What is expected – Lines that contain the string "text" are to be copied; leave out all others.

-- Start Rows --

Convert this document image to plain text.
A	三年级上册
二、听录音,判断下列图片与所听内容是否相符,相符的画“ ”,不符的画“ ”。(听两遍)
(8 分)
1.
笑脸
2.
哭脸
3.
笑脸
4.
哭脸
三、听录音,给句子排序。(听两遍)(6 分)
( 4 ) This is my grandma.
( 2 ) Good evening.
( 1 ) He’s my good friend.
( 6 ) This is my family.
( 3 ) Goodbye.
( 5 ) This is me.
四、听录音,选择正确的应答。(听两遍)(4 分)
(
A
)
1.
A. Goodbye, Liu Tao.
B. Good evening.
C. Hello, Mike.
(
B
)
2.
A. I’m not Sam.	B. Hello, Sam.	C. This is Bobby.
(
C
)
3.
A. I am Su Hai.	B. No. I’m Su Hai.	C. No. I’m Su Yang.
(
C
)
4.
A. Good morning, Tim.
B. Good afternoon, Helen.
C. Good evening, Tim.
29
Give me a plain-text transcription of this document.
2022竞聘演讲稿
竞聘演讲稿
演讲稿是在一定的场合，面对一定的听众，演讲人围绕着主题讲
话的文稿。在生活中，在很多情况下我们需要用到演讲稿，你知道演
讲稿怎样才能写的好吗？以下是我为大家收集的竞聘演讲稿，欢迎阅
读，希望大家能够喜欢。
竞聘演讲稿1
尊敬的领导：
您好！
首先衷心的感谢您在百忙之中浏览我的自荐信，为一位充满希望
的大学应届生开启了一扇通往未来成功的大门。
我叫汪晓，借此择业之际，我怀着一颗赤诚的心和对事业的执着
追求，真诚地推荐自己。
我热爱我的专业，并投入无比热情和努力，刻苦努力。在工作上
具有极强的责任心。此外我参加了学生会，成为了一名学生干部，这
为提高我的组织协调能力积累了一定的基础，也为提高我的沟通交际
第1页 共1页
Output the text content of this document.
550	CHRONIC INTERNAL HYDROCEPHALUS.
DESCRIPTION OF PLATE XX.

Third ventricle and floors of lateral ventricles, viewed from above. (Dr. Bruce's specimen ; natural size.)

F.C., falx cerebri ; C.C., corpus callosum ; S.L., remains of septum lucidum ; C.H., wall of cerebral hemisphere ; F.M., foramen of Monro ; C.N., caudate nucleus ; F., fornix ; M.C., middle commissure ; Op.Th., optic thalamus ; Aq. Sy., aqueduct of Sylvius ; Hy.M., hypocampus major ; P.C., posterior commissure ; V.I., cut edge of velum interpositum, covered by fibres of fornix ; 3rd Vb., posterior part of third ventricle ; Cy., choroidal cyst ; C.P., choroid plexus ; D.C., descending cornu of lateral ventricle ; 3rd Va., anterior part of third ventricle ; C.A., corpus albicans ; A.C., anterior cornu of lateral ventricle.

-- End Rows --

Result for this exercise –
Convert this document image to plain text.
Give me a plain-text transcription of this document.
Output the text content of this document.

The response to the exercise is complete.